#### Figure contents as structured data:
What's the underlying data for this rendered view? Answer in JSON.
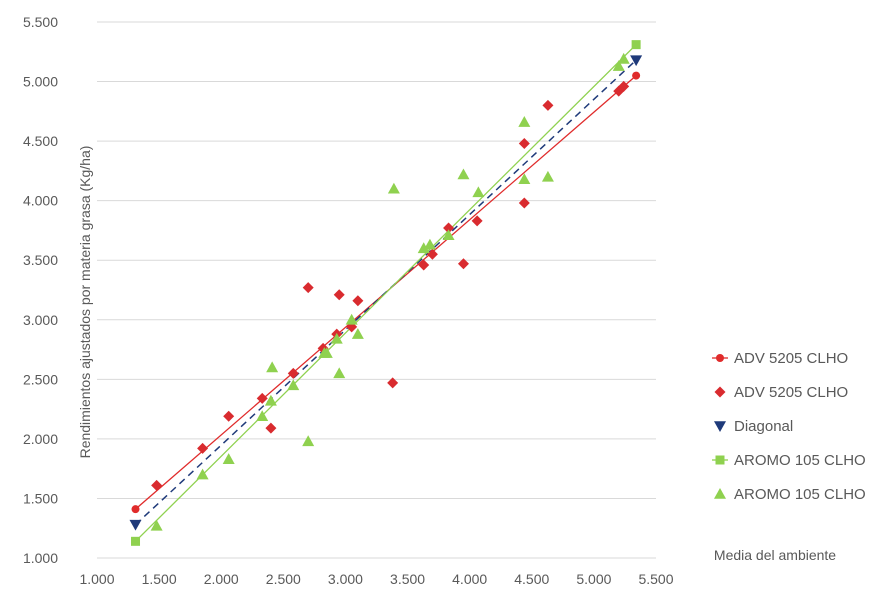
{
  "chart_data": {
    "type": "scatter",
    "title": "",
    "xlabel": "Media del ambiente",
    "ylabel": "Rendimientos ajustados por materia grasa (Kg/ha)",
    "xlim": [
      1000,
      5500
    ],
    "ylim": [
      1000,
      5500
    ],
    "x_ticks": [
      "1.000",
      "1.500",
      "2.000",
      "2.500",
      "3.000",
      "3.500",
      "4.000",
      "4.500",
      "5.000",
      "5.500"
    ],
    "y_ticks": [
      "1.000",
      "1.500",
      "2.000",
      "2.500",
      "3.000",
      "3.500",
      "4.000",
      "4.500",
      "5.000",
      "5.500"
    ],
    "grid": "horizontal",
    "legend_position": "right",
    "series": [
      {
        "name": "ADV 5205 CLHO",
        "kind": "trendline",
        "color": "#e02b2b",
        "marker": "circle",
        "x": [
          1310,
          5340
        ],
        "y": [
          1410,
          5050
        ]
      },
      {
        "name": "ADV 5205 CLHO",
        "kind": "points",
        "color": "#d92b2f",
        "marker": "diamond",
        "x": [
          1480,
          1850,
          2060,
          2330,
          2400,
          2580,
          2700,
          2820,
          2930,
          2950,
          3050,
          3100,
          3380,
          3630,
          3700,
          3830,
          3950,
          4060,
          4440,
          4440,
          4630,
          5200,
          5240
        ],
        "y": [
          1610,
          1920,
          2190,
          2340,
          2090,
          2550,
          3270,
          2760,
          2880,
          3210,
          2940,
          3160,
          2470,
          3460,
          3550,
          3770,
          3470,
          3830,
          3980,
          4480,
          4800,
          4920,
          4960
        ]
      },
      {
        "name": "Diagonal",
        "kind": "dashed-line",
        "color": "#1f3a7a",
        "marker": "triangle-down",
        "x": [
          1310,
          5340
        ],
        "y": [
          1280,
          5180
        ]
      },
      {
        "name": "AROMO 105 CLHO",
        "kind": "trendline",
        "color": "#8fd14f",
        "marker": "square",
        "x": [
          1310,
          5340
        ],
        "y": [
          1140,
          5310
        ]
      },
      {
        "name": "AROMO 105 CLHO",
        "kind": "points",
        "color": "#8fd14f",
        "marker": "triangle",
        "x": [
          1480,
          1850,
          2060,
          2330,
          2400,
          2410,
          2580,
          2700,
          2830,
          2850,
          2930,
          2950,
          3050,
          3100,
          3390,
          3630,
          3680,
          3830,
          3950,
          4070,
          4440,
          4440,
          4630,
          5200,
          5240
        ],
        "y": [
          1270,
          1700,
          1830,
          2190,
          2320,
          2600,
          2450,
          1980,
          2720,
          2720,
          2840,
          2550,
          3000,
          2880,
          4100,
          3600,
          3630,
          3710,
          4220,
          4070,
          4660,
          4180,
          4200,
          5130,
          5190
        ]
      }
    ]
  }
}
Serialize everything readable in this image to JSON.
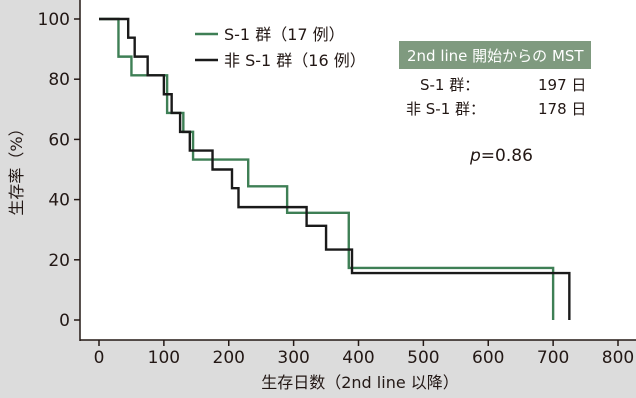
{
  "chart_data": {
    "type": "line",
    "step": true,
    "xlabel": "生存日数（2nd line 以降）",
    "ylabel": "生存率（%）",
    "xlim": [
      0,
      800
    ],
    "ylim": [
      0,
      100
    ],
    "xticks": [
      "0",
      "100",
      "200",
      "300",
      "400",
      "500",
      "600",
      "700",
      "800"
    ],
    "yticks": [
      "0",
      "20",
      "40",
      "60",
      "80",
      "100"
    ],
    "grid": false,
    "legend_position": "top-center",
    "series": [
      {
        "name": "S-1 群（17 例）",
        "color": "#3e7f55",
        "x": [
          0,
          25,
          30,
          50,
          100,
          105,
          120,
          130,
          145,
          230,
          290,
          385,
          700
        ],
        "y": [
          100,
          100,
          87.5,
          81.3,
          81.3,
          68.8,
          68.8,
          62.5,
          53.3,
          44.4,
          35.6,
          17.3,
          0
        ]
      },
      {
        "name": "非 S-1 群（16 例）",
        "color": "#1a1a1a",
        "x": [
          0,
          45,
          55,
          75,
          100,
          112,
          125,
          140,
          150,
          175,
          205,
          215,
          320,
          350,
          390,
          725
        ],
        "y": [
          100,
          93.8,
          87.5,
          81.3,
          75,
          68.8,
          62.5,
          56.3,
          56.3,
          50,
          43.8,
          37.5,
          31.3,
          23.4,
          15.6,
          0
        ]
      }
    ]
  },
  "mst_box": {
    "header": "2nd line 開始からの MST",
    "rows": [
      {
        "group": "S-1 群：",
        "value": "197 日"
      },
      {
        "group": "非 S-1 群：",
        "value": "178 日"
      }
    ]
  },
  "p_value": {
    "label": "p",
    "value": "=0.86"
  },
  "colors": {
    "background": "#dcdcdc",
    "plot_area": "#ffffff",
    "header_bg": "#7f9a7f",
    "s1": "#3e7f55",
    "non_s1": "#1a1a1a"
  }
}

#### Problem to work on:
Transcribe every entry word for word, but skip the pictures.

#### Written answer:
What's the underlying data for this rendered view? Answer in JSON.
{
  "chart_data": {
    "type": "scatter",
    "title": "",
    "xlabel": "Media del ambiente",
    "ylabel": "Rendimientos ajustados por materia grasa (Kg/ha)",
    "xlim": [
      1000,
      5500
    ],
    "ylim": [
      1000,
      5500
    ],
    "x_ticks": [
      "1.000",
      "1.500",
      "2.000",
      "2.500",
      "3.000",
      "3.500",
      "4.000",
      "4.500",
      "5.000",
      "5.500"
    ],
    "y_ticks": [
      "1.000",
      "1.500",
      "2.000",
      "2.500",
      "3.000",
      "3.500",
      "4.000",
      "4.500",
      "5.000",
      "5.500"
    ],
    "grid": "horizontal",
    "legend_position": "right",
    "series": [
      {
        "name": "ADV 5205 CLHO",
        "kind": "trendline",
        "color": "#e02b2b",
        "marker": "circle",
        "x": [
          1310,
          5340
        ],
        "y": [
          1410,
          5050
        ]
      },
      {
        "name": "ADV 5205 CLHO",
        "kind": "points",
        "color": "#d92b2f",
        "marker": "diamond",
        "x": [
          1480,
          1850,
          2060,
          2330,
          2400,
          2580,
          2700,
          2820,
          2930,
          2950,
          3050,
          3100,
          3380,
          3630,
          3700,
          3830,
          3950,
          4060,
          4440,
          4440,
          4630,
          5200,
          5240
        ],
        "y": [
          1610,
          1920,
          2190,
          2340,
          2090,
          2550,
          3270,
          2760,
          2880,
          3210,
          2940,
          3160,
          2470,
          3460,
          3550,
          3770,
          3470,
          3830,
          3980,
          4480,
          4800,
          4920,
          4960
        ]
      },
      {
        "name": "Diagonal",
        "kind": "dashed-line",
        "color": "#1f3a7a",
        "marker": "triangle-down",
        "x": [
          1310,
          5340
        ],
        "y": [
          1280,
          5180
        ]
      },
      {
        "name": "AROMO 105 CLHO",
        "kind": "trendline",
        "color": "#8fd14f",
        "marker": "square",
        "x": [
          1310,
          5340
        ],
        "y": [
          1140,
          5310
        ]
      },
      {
        "name": "AROMO 105 CLHO",
        "kind": "points",
        "color": "#8fd14f",
        "marker": "triangle",
        "x": [
          1480,
          1850,
          2060,
          2330,
          2400,
          2410,
          2580,
          2700,
          2830,
          2850,
          2930,
          2950,
          3050,
          3100,
          3390,
          3630,
          3680,
          3830,
          3950,
          4070,
          4440,
          4440,
          4630,
          5200,
          5240
        ],
        "y": [
          1270,
          1700,
          1830,
          2190,
          2320,
          2600,
          2450,
          1980,
          2720,
          2720,
          2840,
          2550,
          3000,
          2880,
          4100,
          3600,
          3630,
          3710,
          4220,
          4070,
          4660,
          4180,
          4200,
          5130,
          5190
        ]
      }
    ]
  }
}
Serialize everything readable in this image to JSON.
{
  "chart_data": {
    "type": "line",
    "step": true,
    "xlabel": "生存日数（2nd line 以降）",
    "ylabel": "生存率（%）",
    "xlim": [
      0,
      800
    ],
    "ylim": [
      0,
      100
    ],
    "xticks": [
      "0",
      "100",
      "200",
      "300",
      "400",
      "500",
      "600",
      "700",
      "800"
    ],
    "yticks": [
      "0",
      "20",
      "40",
      "60",
      "80",
      "100"
    ],
    "grid": false,
    "legend_position": "top-center",
    "series": [
      {
        "name": "S-1 群（17 例）",
        "color": "#3e7f55",
        "x": [
          0,
          25,
          30,
          50,
          100,
          105,
          120,
          130,
          145,
          230,
          290,
          385,
          700
        ],
        "y": [
          100,
          100,
          87.5,
          81.3,
          81.3,
          68.8,
          68.8,
          62.5,
          53.3,
          44.4,
          35.6,
          17.3,
          0
        ]
      },
      {
        "name": "非 S-1 群（16 例）",
        "color": "#1a1a1a",
        "x": [
          0,
          45,
          55,
          75,
          100,
          112,
          125,
          140,
          150,
          175,
          205,
          215,
          320,
          350,
          390,
          725
        ],
        "y": [
          100,
          93.8,
          87.5,
          81.3,
          75,
          68.8,
          62.5,
          56.3,
          56.3,
          50,
          43.8,
          37.5,
          31.3,
          23.4,
          15.6,
          0
        ]
      }
    ]
  },
  "mst_box": {
    "header": "2nd line 開始からの MST",
    "rows": [
      {
        "group": "S-1 群：",
        "value": "197 日"
      },
      {
        "group": "非 S-1 群：",
        "value": "178 日"
      }
    ]
  },
  "p_value": {
    "label": "p",
    "value": "=0.86"
  },
  "colors": {
    "background": "#dcdcdc",
    "plot_area": "#ffffff",
    "header_bg": "#7f9a7f",
    "s1": "#3e7f55",
    "non_s1": "#1a1a1a"
  }
}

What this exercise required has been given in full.